### Aim of the exercise
Return the whole listing, line for line, without the pictures in it.

### Recorded data

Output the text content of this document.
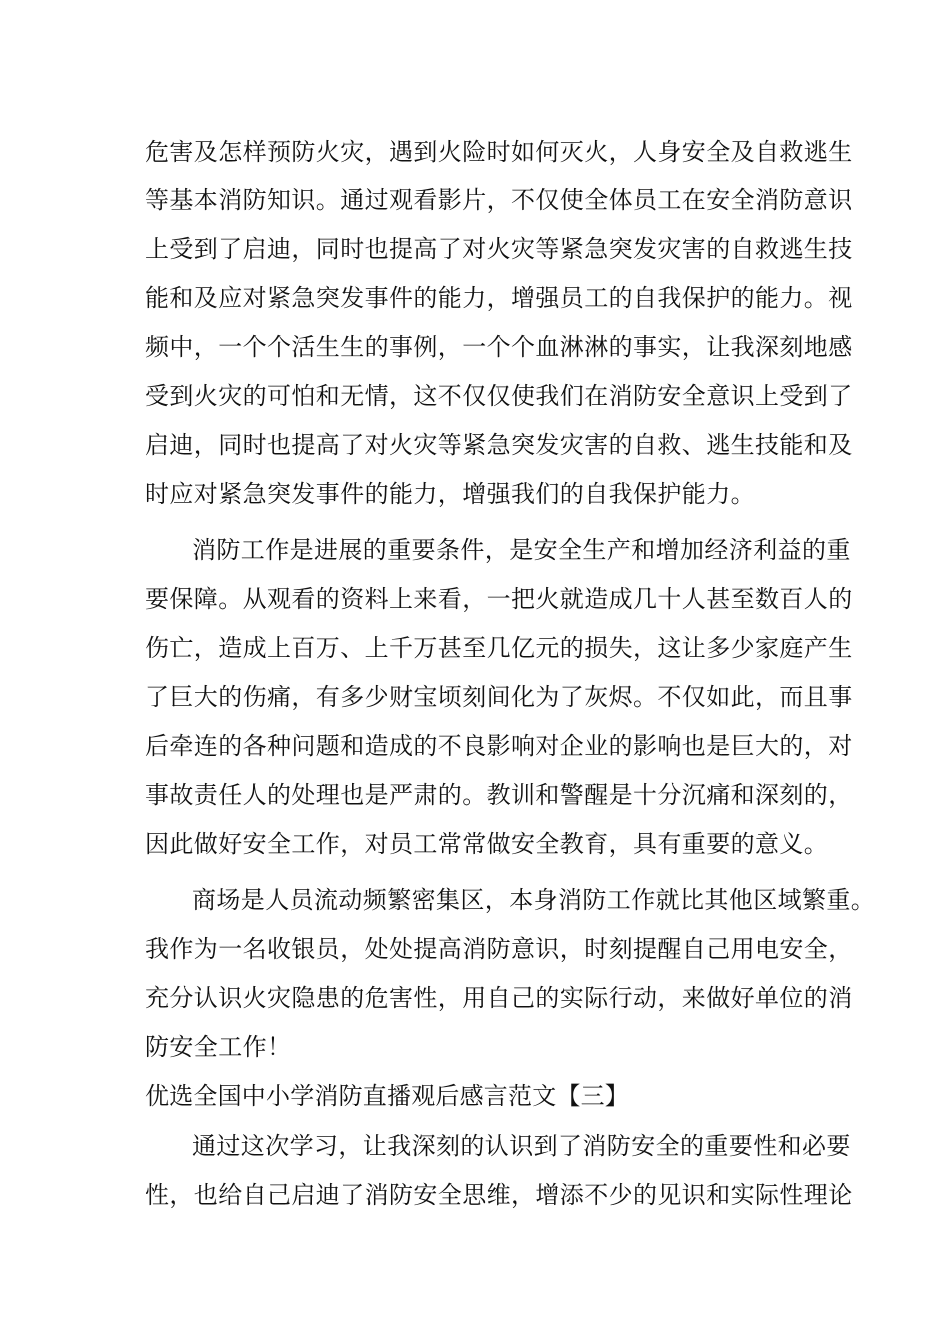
危害及怎样预防火灾，遇到火险时如何灭火，人身安全及自救逃生
等基本消防知识。通过观看影片，不仅使全体员工在安全消防意识
上受到了启迪，同时也提高了对火灾等紧急突发灾害的自救逃生技
能和及应对紧急突发事件的能力，增强员工的自我保护的能力。视
频中，一个个活生生的事例，一个个血淋淋的事实，让我深刻地感
受到火灾的可怕和无情，这不仅仅使我们在消防安全意识上受到了
启迪，同时也提高了对火灾等紧急突发灾害的自救、逃生技能和及
时应对紧急突发事件的能力，增强我们的自我保护能力。
消防工作是进展的重要条件，是安全生产和增加经济利益的重
要保障。从观看的资料上来看，一把火就造成几十人甚至数百人的
伤亡，造成上百万、上千万甚至几亿元的损失，这让多少家庭产生
了巨大的伤痛，有多少财宝顷刻间化为了灰烬。不仅如此，而且事
后牵连的各种问题和造成的不良影响对企业的影响也是巨大的，对
事故责任人的处理也是严肃的。教训和警醒是十分沉痛和深刻的，
因此做好安全工作，对员工常常做安全教育，具有重要的意义。
商场是人员流动频繁密集区，本身消防工作就比其他区域繁重。
我作为一名收银员，处处提高消防意识，时刻提醒自己用电安全，
充分认识火灾隐患的危害性，用自己的实际行动，来做好单位的消
防安全工作！
优选全国中小学消防直播观后感言范文【三】
通过这次学习，让我深刻的认识到了消防安全的重要性和必要
性，也给自己启迪了消防安全思维，增添不少的见识和实际性理论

### Answer below
Output the text content of this document.
危害及怎样预防火灾，遇到火险时如何灭火，人身安全及自救逃生
等基本消防知识。通过观看影片，不仅使全体员工在安全消防意识
上受到了启迪，同时也提高了对火灾等紧急突发灾害的自救逃生技
能和及应对紧急突发事件的能力，增强员工的自我保护的能力。视
频中，一个个活生生的事例，一个个血淋淋的事实，让我深刻地感
受到火灾的可怕和无情，这不仅仅使我们在消防安全意识上受到了
启迪，同时也提高了对火灾等紧急突发灾害的自救、逃生技能和及
时应对紧急突发事件的能力，增强我们的自我保护能力。
消防工作是进展的重要条件，是安全生产和增加经济利益的重
要保障。从观看的资料上来看，一把火就造成几十人甚至数百人的
伤亡，造成上百万、上千万甚至几亿元的损失，这让多少家庭产生
了巨大的伤痛，有多少财宝顷刻间化为了灰烬。不仅如此，而且事
后牵连的各种问题和造成的不良影响对企业的影响也是巨大的，对
事故责任人的处理也是严肃的。教训和警醒是十分沉痛和深刻的，
因此做好安全工作，对员工常常做安全教育，具有重要的意义。
商场是人员流动频繁密集区，本身消防工作就比其他区域繁重。
我作为一名收银员，处处提高消防意识，时刻提醒自己用电安全，
充分认识火灾隐患的危害性，用自己的实际行动，来做好单位的消
防安全工作！
优选全国中小学消防直播观后感言范文【三】
通过这次学习，让我深刻的认识到了消防安全的重要性和必要
性，也给自己启迪了消防安全思维，增添不少的见识和实际性理论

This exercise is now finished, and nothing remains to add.